::: Data section :::

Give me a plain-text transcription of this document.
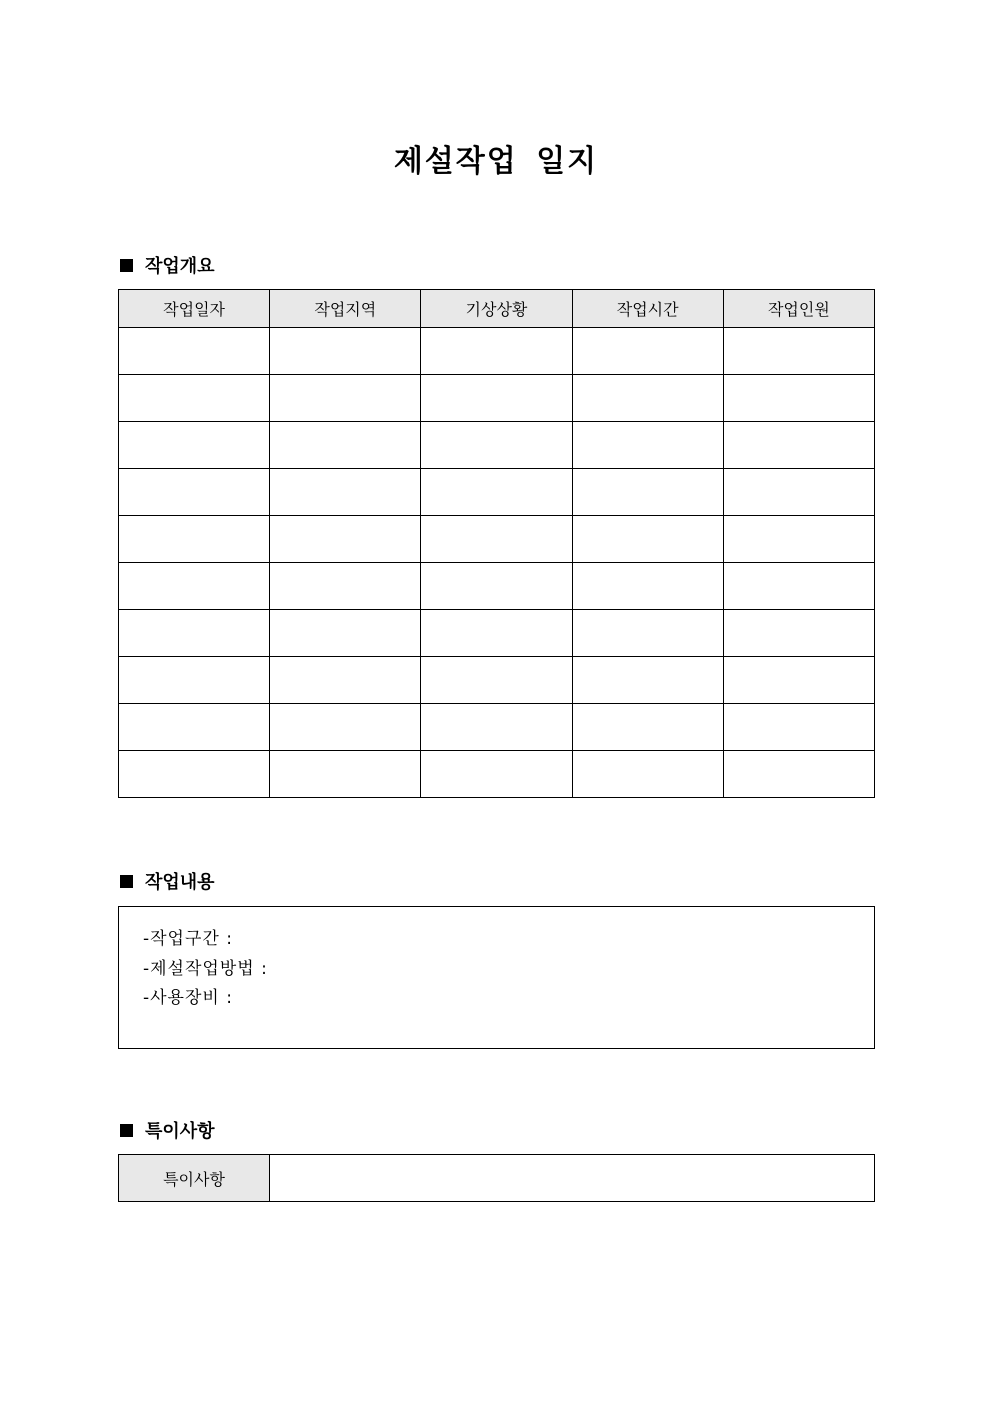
제설작업 일지
작업개요
작업일자	작업지역	기상상황	작업시간	작업인원

작업내용
-작업구간 :
-제설작업방법 :
-사용장비 :
특이사항
특이사항	
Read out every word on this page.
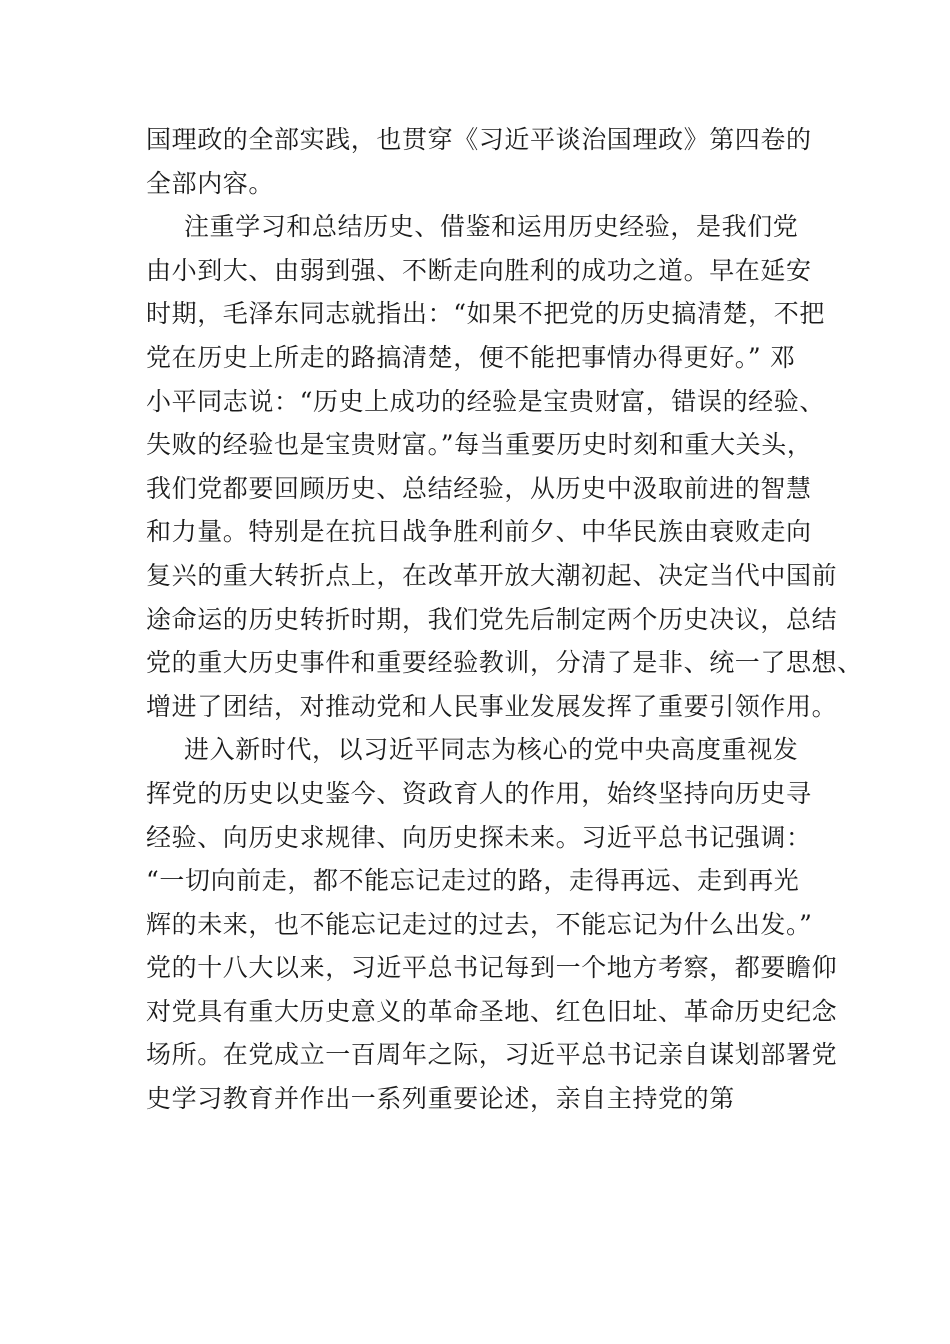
国理政的全部实践，也贯穿《习近平谈治国理政》第四卷的
全部内容。
注重学习和总结历史、借鉴和运用历史经验，是我们党
由小到大、由弱到强、不断走向胜利的成功之道。早在延安
时期，毛泽东同志就指出：“如果不把党的历史搞清楚，不把
党在历史上所走的路搞清楚，便不能把事情办得更好。” 邓
小平同志说：“历史上成功的经验是宝贵财富，错误的经验、
失败的经验也是宝贵财富。”每当重要历史时刻和重大关头，
我们党都要回顾历史、总结经验，从历史中汲取前进的智慧
和力量。特别是在抗日战争胜利前夕、中华民族由衰败走向
复兴的重大转折点上，在改革开放大潮初起、决定当代中国前
途命运的历史转折时期，我们党先后制定两个历史决议，总结
党的重大历史事件和重要经验教训，分清了是非、统一了思想、
增进了团结，对推动党和人民事业发展发挥了重要引领作用。
进入新时代，以习近平同志为核心的党中央高度重视发
挥党的历史以史鉴今、资政育人的作用，始终坚持向历史寻
经验、向历史求规律、向历史探未来。习近平总书记强调：
“一切向前走，都不能忘记走过的路，走得再远、走到再光
辉的未来，也不能忘记走过的过去，不能忘记为什么出发。”
党的十八大以来，习近平总书记每到一个地方考察，都要瞻仰
对党具有重大历史意义的革命圣地、红色旧址、革命历史纪念
场所。在党成立一百周年之际，习近平总书记亲自谋划部署党
史学习教育并作出一系列重要论述，亲自主持党的第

:::

Problem to work on: Write out the full listing verbatim, excluding its pictures.

Exercise answer:
Give me a plain-text transcription of this document.
제설작업 일지
작업개요
작업일자	작업지역	기상상황	작업시간	작업인원

작업내용
-작업구간 :
-제설작업방법 :
-사용장비 :
특이사항
특이사항	
Read out every word on this page.
国理政的全部实践，也贯穿《习近平谈治国理政》第四卷的
全部内容。
注重学习和总结历史、借鉴和运用历史经验，是我们党
由小到大、由弱到强、不断走向胜利的成功之道。早在延安
时期，毛泽东同志就指出：“如果不把党的历史搞清楚，不把
党在历史上所走的路搞清楚，便不能把事情办得更好。” 邓
小平同志说：“历史上成功的经验是宝贵财富，错误的经验、
失败的经验也是宝贵财富。”每当重要历史时刻和重大关头，
我们党都要回顾历史、总结经验，从历史中汲取前进的智慧
和力量。特别是在抗日战争胜利前夕、中华民族由衰败走向
复兴的重大转折点上，在改革开放大潮初起、决定当代中国前
途命运的历史转折时期，我们党先后制定两个历史决议，总结
党的重大历史事件和重要经验教训，分清了是非、统一了思想、
增进了团结，对推动党和人民事业发展发挥了重要引领作用。
进入新时代，以习近平同志为核心的党中央高度重视发
挥党的历史以史鉴今、资政育人的作用，始终坚持向历史寻
经验、向历史求规律、向历史探未来。习近平总书记强调：
“一切向前走，都不能忘记走过的路，走得再远、走到再光
辉的未来，也不能忘记走过的过去，不能忘记为什么出发。”
党的十八大以来，习近平总书记每到一个地方考察，都要瞻仰
对党具有重大历史意义的革命圣地、红色旧址、革命历史纪念
场所。在党成立一百周年之际，习近平总书记亲自谋划部署党
史学习教育并作出一系列重要论述，亲自主持党的第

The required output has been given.